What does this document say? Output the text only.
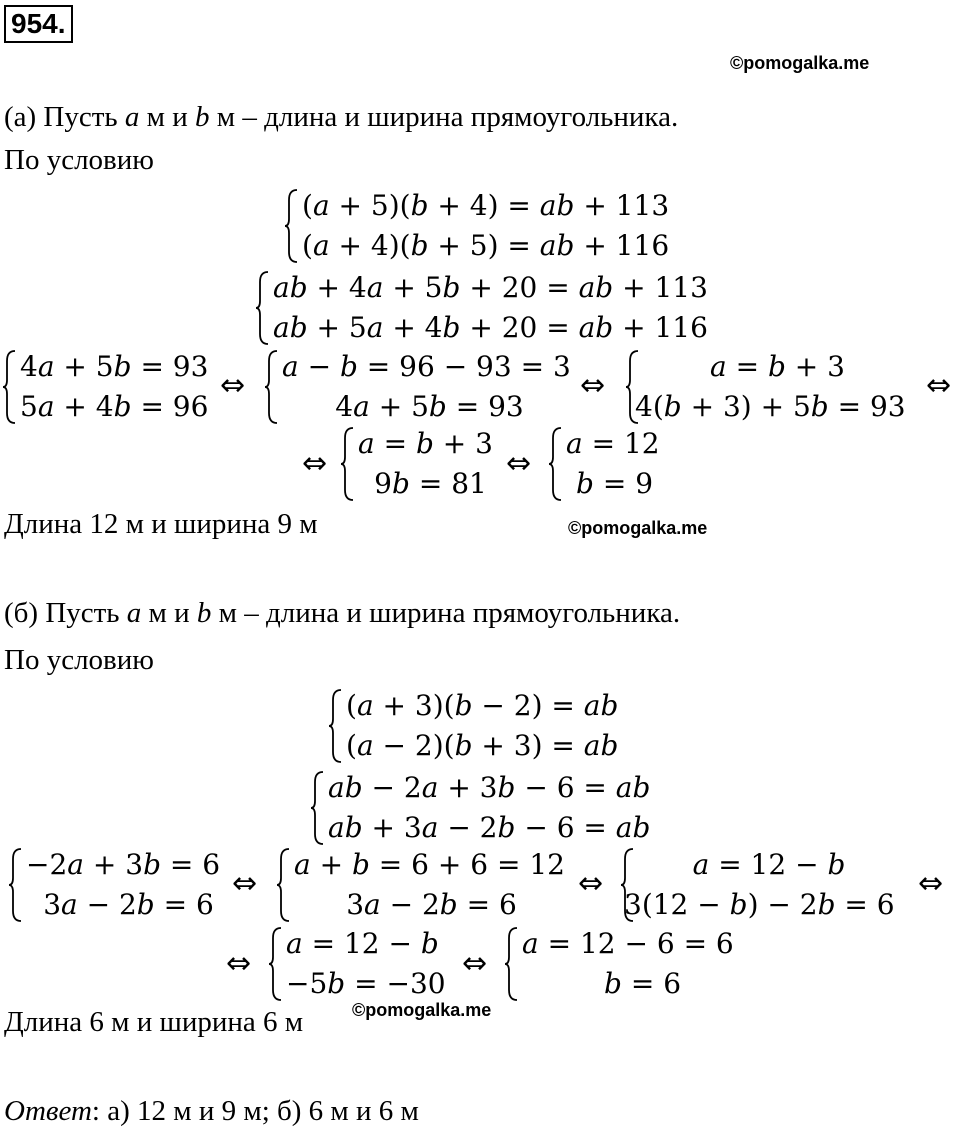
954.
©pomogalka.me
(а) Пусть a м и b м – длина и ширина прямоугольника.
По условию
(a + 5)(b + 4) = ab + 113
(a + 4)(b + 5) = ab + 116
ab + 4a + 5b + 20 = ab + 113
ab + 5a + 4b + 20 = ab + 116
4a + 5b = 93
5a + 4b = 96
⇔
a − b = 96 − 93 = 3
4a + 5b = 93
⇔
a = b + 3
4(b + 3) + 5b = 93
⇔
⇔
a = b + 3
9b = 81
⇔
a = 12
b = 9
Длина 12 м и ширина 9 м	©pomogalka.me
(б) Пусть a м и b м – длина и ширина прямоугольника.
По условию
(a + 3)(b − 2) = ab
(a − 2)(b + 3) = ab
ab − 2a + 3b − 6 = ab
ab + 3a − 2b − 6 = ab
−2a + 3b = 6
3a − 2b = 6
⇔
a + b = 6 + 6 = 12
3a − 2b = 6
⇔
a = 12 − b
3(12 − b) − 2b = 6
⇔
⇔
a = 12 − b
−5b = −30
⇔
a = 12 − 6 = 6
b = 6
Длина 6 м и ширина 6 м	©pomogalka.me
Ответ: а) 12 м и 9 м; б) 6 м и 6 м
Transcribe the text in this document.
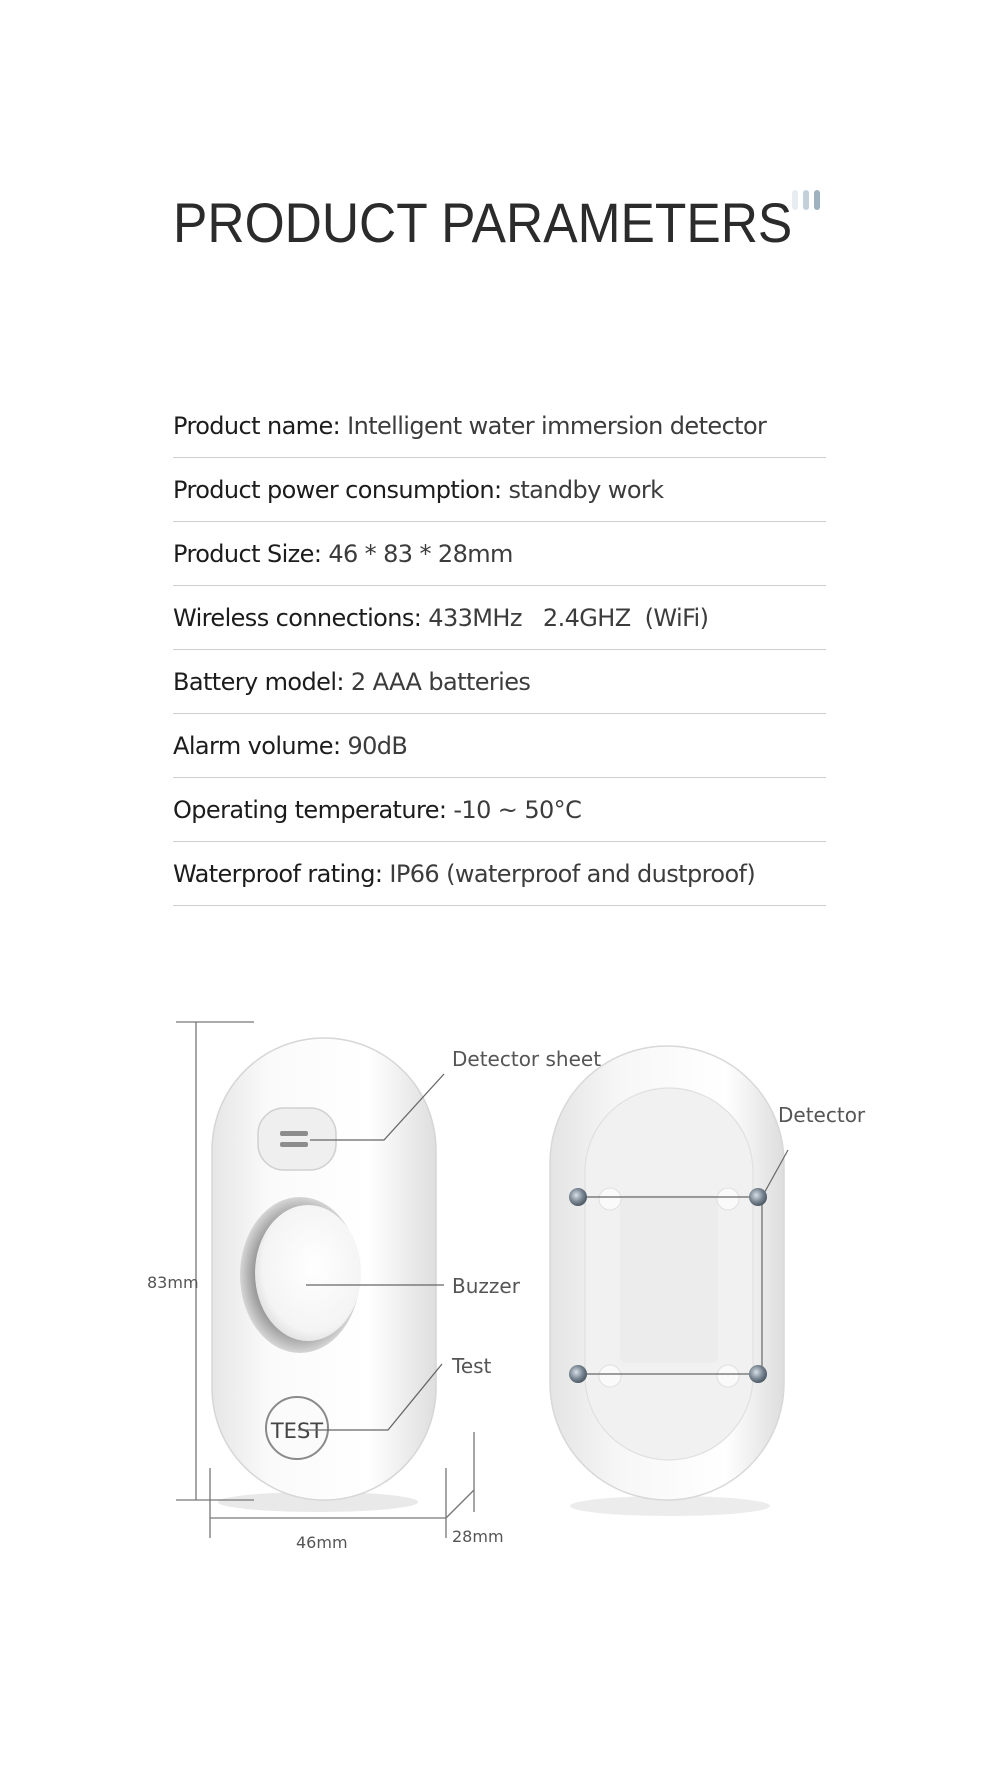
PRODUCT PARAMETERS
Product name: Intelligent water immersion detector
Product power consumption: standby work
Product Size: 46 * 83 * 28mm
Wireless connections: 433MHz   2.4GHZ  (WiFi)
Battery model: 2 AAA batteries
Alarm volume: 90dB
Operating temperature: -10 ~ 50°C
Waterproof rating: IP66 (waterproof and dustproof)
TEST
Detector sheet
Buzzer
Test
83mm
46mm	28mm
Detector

______

▸ **Goal of the exercise**
Exclude the pictures and repeat every other part of the records word for word.

▸ **Finished task**
What does this document say? Output the text only.
954.
©pomogalka.me
(а) Пусть a м и b м – длина и ширина прямоугольника.
По условию
(a + 5)(b + 4) = ab + 113
(a + 4)(b + 5) = ab + 116
ab + 4a + 5b + 20 = ab + 113
ab + 5a + 4b + 20 = ab + 116
4a + 5b = 93
5a + 4b = 96
⇔
a − b = 96 − 93 = 3
4a + 5b = 93
⇔
a = b + 3
4(b + 3) + 5b = 93
⇔
⇔
a = b + 3
9b = 81
⇔
a = 12
b = 9
Длина 12 м и ширина 9 м	©pomogalka.me
(б) Пусть a м и b м – длина и ширина прямоугольника.
По условию
(a + 3)(b − 2) = ab
(a − 2)(b + 3) = ab
ab − 2a + 3b − 6 = ab
ab + 3a − 2b − 6 = ab
−2a + 3b = 6
3a − 2b = 6
⇔
a + b = 6 + 6 = 12
3a − 2b = 6
⇔
a = 12 − b
3(12 − b) − 2b = 6
⇔
⇔
a = 12 − b
−5b = −30
⇔
a = 12 − 6 = 6
b = 6
Длина 6 м и ширина 6 м	©pomogalka.me
Ответ: а) 12 м и 9 м; б) 6 м и 6 м
Transcribe the text in this document.
PRODUCT PARAMETERS
Product name: Intelligent water immersion detector
Product power consumption: standby work
Product Size: 46 * 83 * 28mm
Wireless connections: 433MHz   2.4GHZ  (WiFi)
Battery model: 2 AAA batteries
Alarm volume: 90dB
Operating temperature: -10 ~ 50°C
Waterproof rating: IP66 (waterproof and dustproof)
TEST
Detector sheet
Buzzer
Test
83mm
46mm	28mm
Detector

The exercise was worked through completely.